→ **Exercise goal**
Repeat all of the material exactly as given.

(Data extracted from a collection)
-- -- --

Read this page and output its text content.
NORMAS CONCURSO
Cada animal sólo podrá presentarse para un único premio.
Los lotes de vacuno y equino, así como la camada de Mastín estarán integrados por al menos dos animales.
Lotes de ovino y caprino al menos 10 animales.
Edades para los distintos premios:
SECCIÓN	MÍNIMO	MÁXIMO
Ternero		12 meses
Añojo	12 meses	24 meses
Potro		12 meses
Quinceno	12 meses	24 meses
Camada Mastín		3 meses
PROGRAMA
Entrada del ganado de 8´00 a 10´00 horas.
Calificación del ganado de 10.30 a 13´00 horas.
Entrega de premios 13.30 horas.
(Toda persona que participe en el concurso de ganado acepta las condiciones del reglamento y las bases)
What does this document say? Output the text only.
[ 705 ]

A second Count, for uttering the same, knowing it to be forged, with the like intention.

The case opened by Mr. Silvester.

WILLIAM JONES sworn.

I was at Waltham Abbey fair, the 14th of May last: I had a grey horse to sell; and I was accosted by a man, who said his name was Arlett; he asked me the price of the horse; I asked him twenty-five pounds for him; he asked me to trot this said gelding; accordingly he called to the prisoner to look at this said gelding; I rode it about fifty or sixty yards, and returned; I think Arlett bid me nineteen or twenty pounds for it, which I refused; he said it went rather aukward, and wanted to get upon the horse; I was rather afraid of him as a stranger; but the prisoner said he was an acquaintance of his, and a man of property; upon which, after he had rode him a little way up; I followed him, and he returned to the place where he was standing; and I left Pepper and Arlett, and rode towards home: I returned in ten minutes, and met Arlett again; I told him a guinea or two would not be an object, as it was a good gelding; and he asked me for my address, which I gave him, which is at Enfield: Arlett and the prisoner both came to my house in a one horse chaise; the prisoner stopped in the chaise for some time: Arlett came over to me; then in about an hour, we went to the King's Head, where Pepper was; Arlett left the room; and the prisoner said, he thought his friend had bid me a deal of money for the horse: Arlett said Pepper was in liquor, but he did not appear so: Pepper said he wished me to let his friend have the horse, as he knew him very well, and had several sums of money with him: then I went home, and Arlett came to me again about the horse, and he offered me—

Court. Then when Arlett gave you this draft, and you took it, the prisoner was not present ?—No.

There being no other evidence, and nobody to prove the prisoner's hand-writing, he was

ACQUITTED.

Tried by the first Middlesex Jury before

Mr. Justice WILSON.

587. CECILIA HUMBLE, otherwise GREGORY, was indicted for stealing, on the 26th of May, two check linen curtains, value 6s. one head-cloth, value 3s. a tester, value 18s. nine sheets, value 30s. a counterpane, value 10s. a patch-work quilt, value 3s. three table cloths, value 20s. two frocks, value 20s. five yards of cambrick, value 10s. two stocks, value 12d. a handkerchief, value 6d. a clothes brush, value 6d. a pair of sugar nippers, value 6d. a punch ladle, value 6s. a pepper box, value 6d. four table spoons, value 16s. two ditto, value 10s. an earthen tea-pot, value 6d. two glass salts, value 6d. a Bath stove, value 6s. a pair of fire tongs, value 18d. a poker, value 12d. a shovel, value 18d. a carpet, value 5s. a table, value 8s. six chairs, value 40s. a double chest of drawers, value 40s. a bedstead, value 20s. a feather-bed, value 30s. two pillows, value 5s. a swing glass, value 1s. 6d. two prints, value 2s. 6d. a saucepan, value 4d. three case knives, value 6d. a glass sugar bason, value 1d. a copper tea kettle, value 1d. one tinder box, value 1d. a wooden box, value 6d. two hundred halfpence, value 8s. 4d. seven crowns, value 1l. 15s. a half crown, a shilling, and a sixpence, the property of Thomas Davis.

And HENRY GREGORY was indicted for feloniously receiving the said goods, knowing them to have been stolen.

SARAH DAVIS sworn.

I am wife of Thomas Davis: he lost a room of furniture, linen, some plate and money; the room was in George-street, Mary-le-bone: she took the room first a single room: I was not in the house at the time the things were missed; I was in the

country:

-- -- --

→ **Exercise solution**
Read this page and output its text content.
NORMAS CONCURSO
Cada animal sólo podrá presentarse para un único premio.
Los lotes de vacuno y equino, así como la camada de Mastín estarán integrados por al menos dos animales.
Lotes de ovino y caprino al menos 10 animales.
Edades para los distintos premios:
SECCIÓN	MÍNIMO	MÁXIMO
Ternero		12 meses
Añojo	12 meses	24 meses
Potro		12 meses
Quinceno	12 meses	24 meses
Camada Mastín		3 meses
PROGRAMA
Entrada del ganado de 8´00 a 10´00 horas.
Calificación del ganado de 10.30 a 13´00 horas.
Entrega de premios 13.30 horas.
(Toda persona que participe en el concurso de ganado acepta las condiciones del reglamento y las bases)
What does this document say? Output the text only.
[ 705 ]

A second Count, for uttering the same, knowing it to be forged, with the like intention.

The case opened by Mr. Silvester.

WILLIAM JONES sworn.

I was at Waltham Abbey fair, the 14th of May last: I had a grey horse to sell; and I was accosted by a man, who said his name was Arlett; he asked me the price of the horse; I asked him twenty-five pounds for him; he asked me to trot this said gelding; accordingly he called to the prisoner to look at this said gelding; I rode it about fifty or sixty yards, and returned; I think Arlett bid me nineteen or twenty pounds for it, which I refused; he said it went rather aukward, and wanted to get upon the horse; I was rather afraid of him as a stranger; but the prisoner said he was an acquaintance of his, and a man of property; upon which, after he had rode him a little way up; I followed him, and he returned to the place where he was standing; and I left Pepper and Arlett, and rode towards home: I returned in ten minutes, and met Arlett again; I told him a guinea or two would not be an object, as it was a good gelding; and he asked me for my address, which I gave him, which is at Enfield: Arlett and the prisoner both came to my house in a one horse chaise; the prisoner stopped in the chaise for some time: Arlett came over to me; then in about an hour, we went to the King's Head, where Pepper was; Arlett left the room; and the prisoner said, he thought his friend had bid me a deal of money for the horse: Arlett said Pepper was in liquor, but he did not appear so: Pepper said he wished me to let his friend have the horse, as he knew him very well, and had several sums of money with him: then I went home, and Arlett came to me again about the horse, and he offered me—

Court. Then when Arlett gave you this draft, and you took it, the prisoner was not present ?—No.

There being no other evidence, and nobody to prove the prisoner's hand-writing, he was

ACQUITTED.

Tried by the first Middlesex Jury before

Mr. Justice WILSON.

587. CECILIA HUMBLE, otherwise GREGORY, was indicted for stealing, on the 26th of May, two check linen curtains, value 6s. one head-cloth, value 3s. a tester, value 18s. nine sheets, value 30s. a counterpane, value 10s. a patch-work quilt, value 3s. three table cloths, value 20s. two frocks, value 20s. five yards of cambrick, value 10s. two stocks, value 12d. a handkerchief, value 6d. a clothes brush, value 6d. a pair of sugar nippers, value 6d. a punch ladle, value 6s. a pepper box, value 6d. four table spoons, value 16s. two ditto, value 10s. an earthen tea-pot, value 6d. two glass salts, value 6d. a Bath stove, value 6s. a pair of fire tongs, value 18d. a poker, value 12d. a shovel, value 18d. a carpet, value 5s. a table, value 8s. six chairs, value 40s. a double chest of drawers, value 40s. a bedstead, value 20s. a feather-bed, value 30s. two pillows, value 5s. a swing glass, value 1s. 6d. two prints, value 2s. 6d. a saucepan, value 4d. three case knives, value 6d. a glass sugar bason, value 1d. a copper tea kettle, value 1d. one tinder box, value 1d. a wooden box, value 6d. two hundred halfpence, value 8s. 4d. seven crowns, value 1l. 15s. a half crown, a shilling, and a sixpence, the property of Thomas Davis.

And HENRY GREGORY was indicted for feloniously receiving the said goods, knowing them to have been stolen.

SARAH DAVIS sworn.

I am wife of Thomas Davis: he lost a room of furniture, linen, some plate and money; the room was in George-street, Mary-le-bone: she took the room first a single room: I was not in the house at the time the things were missed; I was in the

country:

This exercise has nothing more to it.